Data records
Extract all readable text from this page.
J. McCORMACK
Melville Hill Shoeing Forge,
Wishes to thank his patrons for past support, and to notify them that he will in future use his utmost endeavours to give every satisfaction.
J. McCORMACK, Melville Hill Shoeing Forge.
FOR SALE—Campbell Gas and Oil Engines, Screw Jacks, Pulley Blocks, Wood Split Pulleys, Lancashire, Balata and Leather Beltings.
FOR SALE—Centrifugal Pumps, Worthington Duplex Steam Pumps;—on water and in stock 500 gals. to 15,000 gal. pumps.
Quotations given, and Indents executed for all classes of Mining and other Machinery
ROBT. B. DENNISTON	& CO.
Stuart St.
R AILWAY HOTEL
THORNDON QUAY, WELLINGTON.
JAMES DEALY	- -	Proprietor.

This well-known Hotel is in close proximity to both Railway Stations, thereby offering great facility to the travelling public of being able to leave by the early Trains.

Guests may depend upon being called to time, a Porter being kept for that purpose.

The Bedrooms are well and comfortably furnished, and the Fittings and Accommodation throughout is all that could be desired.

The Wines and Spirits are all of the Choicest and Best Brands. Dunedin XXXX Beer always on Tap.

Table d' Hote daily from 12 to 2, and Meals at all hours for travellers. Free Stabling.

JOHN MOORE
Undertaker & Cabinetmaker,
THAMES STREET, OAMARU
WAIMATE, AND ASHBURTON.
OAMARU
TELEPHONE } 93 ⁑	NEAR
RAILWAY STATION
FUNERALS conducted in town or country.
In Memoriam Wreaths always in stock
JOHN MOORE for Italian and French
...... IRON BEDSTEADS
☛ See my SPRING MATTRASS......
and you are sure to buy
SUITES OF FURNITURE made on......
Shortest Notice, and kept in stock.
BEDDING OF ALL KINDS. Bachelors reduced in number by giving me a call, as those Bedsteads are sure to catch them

--

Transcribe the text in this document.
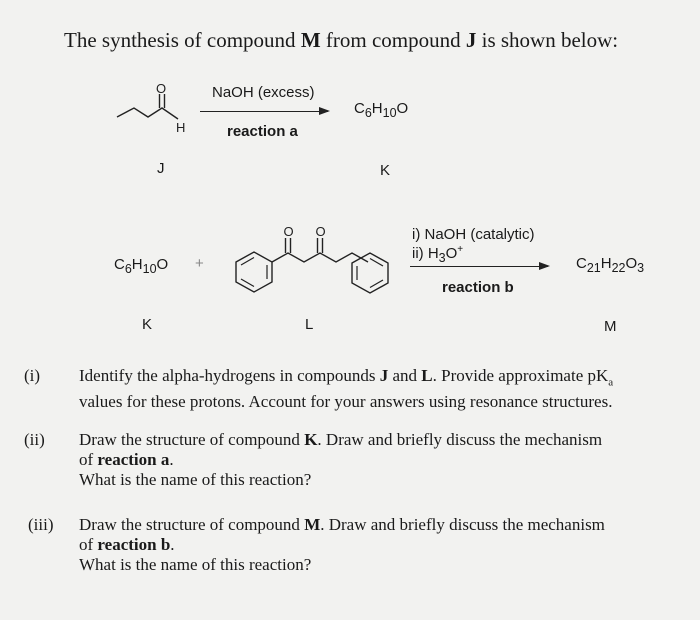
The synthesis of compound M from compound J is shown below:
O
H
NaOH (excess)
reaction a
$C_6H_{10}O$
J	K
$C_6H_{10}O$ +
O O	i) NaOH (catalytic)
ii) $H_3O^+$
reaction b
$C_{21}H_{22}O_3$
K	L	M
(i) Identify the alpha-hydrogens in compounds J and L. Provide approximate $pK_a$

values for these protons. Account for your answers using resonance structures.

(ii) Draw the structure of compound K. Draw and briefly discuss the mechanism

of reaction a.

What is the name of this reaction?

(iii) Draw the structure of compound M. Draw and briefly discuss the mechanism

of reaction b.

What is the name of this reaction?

* * *

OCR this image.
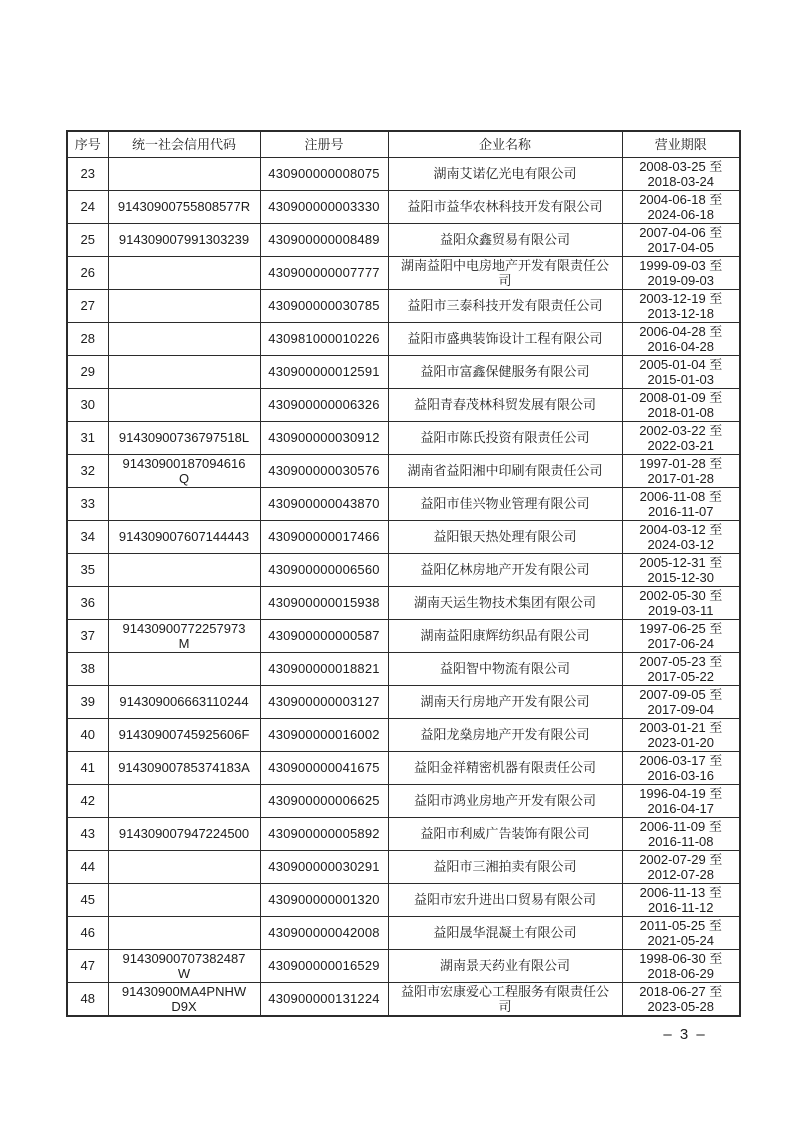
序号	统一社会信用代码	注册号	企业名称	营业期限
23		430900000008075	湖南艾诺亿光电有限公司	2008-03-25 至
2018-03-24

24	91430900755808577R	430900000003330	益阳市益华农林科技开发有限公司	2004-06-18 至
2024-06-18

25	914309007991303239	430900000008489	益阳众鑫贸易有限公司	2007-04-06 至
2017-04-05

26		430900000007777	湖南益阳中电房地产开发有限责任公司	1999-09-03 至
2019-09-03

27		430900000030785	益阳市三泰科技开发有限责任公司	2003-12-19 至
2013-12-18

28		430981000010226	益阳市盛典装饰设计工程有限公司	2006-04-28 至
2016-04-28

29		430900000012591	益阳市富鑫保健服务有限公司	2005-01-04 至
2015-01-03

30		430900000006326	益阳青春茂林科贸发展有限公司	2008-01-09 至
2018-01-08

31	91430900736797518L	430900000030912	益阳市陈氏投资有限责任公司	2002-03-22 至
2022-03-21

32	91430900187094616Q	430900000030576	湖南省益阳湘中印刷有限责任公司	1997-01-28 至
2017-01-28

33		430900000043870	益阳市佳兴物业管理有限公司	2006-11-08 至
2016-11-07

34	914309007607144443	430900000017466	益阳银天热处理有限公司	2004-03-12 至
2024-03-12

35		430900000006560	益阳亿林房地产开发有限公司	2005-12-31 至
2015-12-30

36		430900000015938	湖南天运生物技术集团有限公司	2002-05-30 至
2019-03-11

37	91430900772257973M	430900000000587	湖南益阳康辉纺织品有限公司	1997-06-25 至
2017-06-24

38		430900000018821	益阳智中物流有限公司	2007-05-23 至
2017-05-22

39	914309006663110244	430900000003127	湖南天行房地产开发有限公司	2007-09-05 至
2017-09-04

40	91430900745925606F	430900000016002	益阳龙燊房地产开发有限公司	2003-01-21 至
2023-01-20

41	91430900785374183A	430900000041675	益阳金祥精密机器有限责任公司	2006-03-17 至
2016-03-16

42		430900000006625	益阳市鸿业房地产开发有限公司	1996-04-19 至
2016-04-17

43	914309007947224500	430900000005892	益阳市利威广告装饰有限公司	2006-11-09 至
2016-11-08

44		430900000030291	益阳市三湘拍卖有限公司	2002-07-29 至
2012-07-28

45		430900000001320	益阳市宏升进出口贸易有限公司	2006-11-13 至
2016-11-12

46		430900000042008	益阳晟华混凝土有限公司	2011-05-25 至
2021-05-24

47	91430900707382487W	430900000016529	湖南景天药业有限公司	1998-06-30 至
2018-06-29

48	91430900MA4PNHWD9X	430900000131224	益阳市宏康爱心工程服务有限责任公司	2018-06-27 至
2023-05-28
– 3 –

◆ **Instructions for the task**
For the data above, state how many lines contain "JOHN"; the number is the whole answer.

◆ **Finished exercise**
2